(begin)

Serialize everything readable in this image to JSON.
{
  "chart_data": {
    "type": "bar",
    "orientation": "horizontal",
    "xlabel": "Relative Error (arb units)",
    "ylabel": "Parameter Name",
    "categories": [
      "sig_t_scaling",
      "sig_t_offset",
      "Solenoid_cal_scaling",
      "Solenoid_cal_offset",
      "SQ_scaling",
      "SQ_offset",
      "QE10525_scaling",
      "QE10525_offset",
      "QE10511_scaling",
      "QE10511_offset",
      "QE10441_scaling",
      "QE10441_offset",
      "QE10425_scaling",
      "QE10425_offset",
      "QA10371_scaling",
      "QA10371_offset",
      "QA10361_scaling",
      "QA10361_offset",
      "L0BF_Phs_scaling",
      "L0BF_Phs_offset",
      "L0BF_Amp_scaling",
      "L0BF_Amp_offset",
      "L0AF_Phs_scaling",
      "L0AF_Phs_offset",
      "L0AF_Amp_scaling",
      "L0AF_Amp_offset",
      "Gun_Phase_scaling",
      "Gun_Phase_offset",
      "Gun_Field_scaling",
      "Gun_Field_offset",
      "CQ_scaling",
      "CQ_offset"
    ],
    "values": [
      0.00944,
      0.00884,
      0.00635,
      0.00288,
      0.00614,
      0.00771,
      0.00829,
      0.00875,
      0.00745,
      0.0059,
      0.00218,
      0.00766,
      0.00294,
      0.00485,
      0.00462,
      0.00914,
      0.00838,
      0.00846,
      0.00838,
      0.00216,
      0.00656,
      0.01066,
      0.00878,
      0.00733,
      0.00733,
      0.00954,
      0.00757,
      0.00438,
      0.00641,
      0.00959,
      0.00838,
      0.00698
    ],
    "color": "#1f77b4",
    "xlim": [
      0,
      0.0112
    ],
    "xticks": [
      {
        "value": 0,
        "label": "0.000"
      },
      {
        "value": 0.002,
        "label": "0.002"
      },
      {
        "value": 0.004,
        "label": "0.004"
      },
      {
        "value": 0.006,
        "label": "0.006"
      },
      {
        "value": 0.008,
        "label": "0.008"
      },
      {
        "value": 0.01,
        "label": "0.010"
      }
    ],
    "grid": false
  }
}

(end)

**EXERCISE PROMPT:** Reproduce all of the records exactly.

**SOLUTION:**
Serialize everything readable in this image to JSON.
{
  "chart_data": {
    "type": "bar",
    "orientation": "horizontal",
    "xlabel": "Relative Error (arb units)",
    "ylabel": "Parameter Name",
    "categories": [
      "sig_t_scaling",
      "sig_t_offset",
      "Solenoid_cal_scaling",
      "Solenoid_cal_offset",
      "SQ_scaling",
      "SQ_offset",
      "QE10525_scaling",
      "QE10525_offset",
      "QE10511_scaling",
      "QE10511_offset",
      "QE10441_scaling",
      "QE10441_offset",
      "QE10425_scaling",
      "QE10425_offset",
      "QA10371_scaling",
      "QA10371_offset",
      "QA10361_scaling",
      "QA10361_offset",
      "L0BF_Phs_scaling",
      "L0BF_Phs_offset",
      "L0BF_Amp_scaling",
      "L0BF_Amp_offset",
      "L0AF_Phs_scaling",
      "L0AF_Phs_offset",
      "L0AF_Amp_scaling",
      "L0AF_Amp_offset",
      "Gun_Phase_scaling",
      "Gun_Phase_offset",
      "Gun_Field_scaling",
      "Gun_Field_offset",
      "CQ_scaling",
      "CQ_offset"
    ],
    "values": [
      0.00944,
      0.00884,
      0.00635,
      0.00288,
      0.00614,
      0.00771,
      0.00829,
      0.00875,
      0.00745,
      0.0059,
      0.00218,
      0.00766,
      0.00294,
      0.00485,
      0.00462,
      0.00914,
      0.00838,
      0.00846,
      0.00838,
      0.00216,
      0.00656,
      0.01066,
      0.00878,
      0.00733,
      0.00733,
      0.00954,
      0.00757,
      0.00438,
      0.00641,
      0.00959,
      0.00838,
      0.00698
    ],
    "color": "#1f77b4",
    "xlim": [
      0,
      0.0112
    ],
    "xticks": [
      {
        "value": 0,
        "label": "0.000"
      },
      {
        "value": 0.002,
        "label": "0.002"
      },
      {
        "value": 0.004,
        "label": "0.004"
      },
      {
        "value": 0.006,
        "label": "0.006"
      },
      {
        "value": 0.008,
        "label": "0.008"
      },
      {
        "value": 0.01,
        "label": "0.010"
      }
    ],
    "grid": false
  }
}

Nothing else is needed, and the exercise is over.